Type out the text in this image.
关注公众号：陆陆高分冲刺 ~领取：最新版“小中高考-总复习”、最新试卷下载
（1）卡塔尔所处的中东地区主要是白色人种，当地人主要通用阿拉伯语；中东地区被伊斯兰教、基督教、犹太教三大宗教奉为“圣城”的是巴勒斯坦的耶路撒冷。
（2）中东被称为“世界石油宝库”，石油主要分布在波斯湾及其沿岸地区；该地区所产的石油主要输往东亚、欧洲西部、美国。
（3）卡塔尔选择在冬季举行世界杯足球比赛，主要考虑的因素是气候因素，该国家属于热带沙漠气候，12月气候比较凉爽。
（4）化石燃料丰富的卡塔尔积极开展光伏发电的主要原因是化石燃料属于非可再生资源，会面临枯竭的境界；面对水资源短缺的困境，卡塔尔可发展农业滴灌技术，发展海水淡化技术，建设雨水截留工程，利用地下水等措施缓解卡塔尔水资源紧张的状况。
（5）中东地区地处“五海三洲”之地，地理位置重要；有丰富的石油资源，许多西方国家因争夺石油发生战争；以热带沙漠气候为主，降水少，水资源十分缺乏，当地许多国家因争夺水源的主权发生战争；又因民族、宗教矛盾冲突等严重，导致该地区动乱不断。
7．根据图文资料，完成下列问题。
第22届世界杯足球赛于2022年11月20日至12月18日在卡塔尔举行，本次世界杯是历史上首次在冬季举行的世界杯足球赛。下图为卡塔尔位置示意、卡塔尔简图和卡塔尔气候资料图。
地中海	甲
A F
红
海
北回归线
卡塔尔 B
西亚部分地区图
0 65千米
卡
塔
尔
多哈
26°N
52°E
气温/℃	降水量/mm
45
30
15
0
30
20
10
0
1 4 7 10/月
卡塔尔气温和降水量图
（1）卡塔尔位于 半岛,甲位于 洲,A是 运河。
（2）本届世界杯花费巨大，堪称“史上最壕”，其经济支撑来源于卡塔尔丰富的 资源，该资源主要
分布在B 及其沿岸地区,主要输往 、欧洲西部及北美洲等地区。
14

*Task statement*.
Every record should be repeated exactly; please leave none out.

*Exercise answer*.
Type out the text in this image.
关注公众号：陆陆高分冲刺 ~领取：最新版“小中高考-总复习”、最新试卷下载
（1）卡塔尔所处的中东地区主要是白色人种，当地人主要通用阿拉伯语；中东地区被伊斯兰教、基督教、犹太教三大宗教奉为“圣城”的是巴勒斯坦的耶路撒冷。
（2）中东被称为“世界石油宝库”，石油主要分布在波斯湾及其沿岸地区；该地区所产的石油主要输往东亚、欧洲西部、美国。
（3）卡塔尔选择在冬季举行世界杯足球比赛，主要考虑的因素是气候因素，该国家属于热带沙漠气候，12月气候比较凉爽。
（4）化石燃料丰富的卡塔尔积极开展光伏发电的主要原因是化石燃料属于非可再生资源，会面临枯竭的境界；面对水资源短缺的困境，卡塔尔可发展农业滴灌技术，发展海水淡化技术，建设雨水截留工程，利用地下水等措施缓解卡塔尔水资源紧张的状况。
（5）中东地区地处“五海三洲”之地，地理位置重要；有丰富的石油资源，许多西方国家因争夺石油发生战争；以热带沙漠气候为主，降水少，水资源十分缺乏，当地许多国家因争夺水源的主权发生战争；又因民族、宗教矛盾冲突等严重，导致该地区动乱不断。
7．根据图文资料，完成下列问题。
第22届世界杯足球赛于2022年11月20日至12月18日在卡塔尔举行，本次世界杯是历史上首次在冬季举行的世界杯足球赛。下图为卡塔尔位置示意、卡塔尔简图和卡塔尔气候资料图。
地中海	甲
A F
红
海
北回归线
卡塔尔 B
西亚部分地区图
0 65千米
卡
塔
尔
多哈
26°N
52°E
气温/℃	降水量/mm
45
30
15
0
30
20
10
0
1 4 7 10/月
卡塔尔气温和降水量图
（1）卡塔尔位于 半岛,甲位于 洲,A是 运河。
（2）本届世界杯花费巨大，堪称“史上最壕”，其经济支撑来源于卡塔尔丰富的 资源，该资源主要
分布在B 及其沿岸地区,主要输往 、欧洲西部及北美洲等地区。
14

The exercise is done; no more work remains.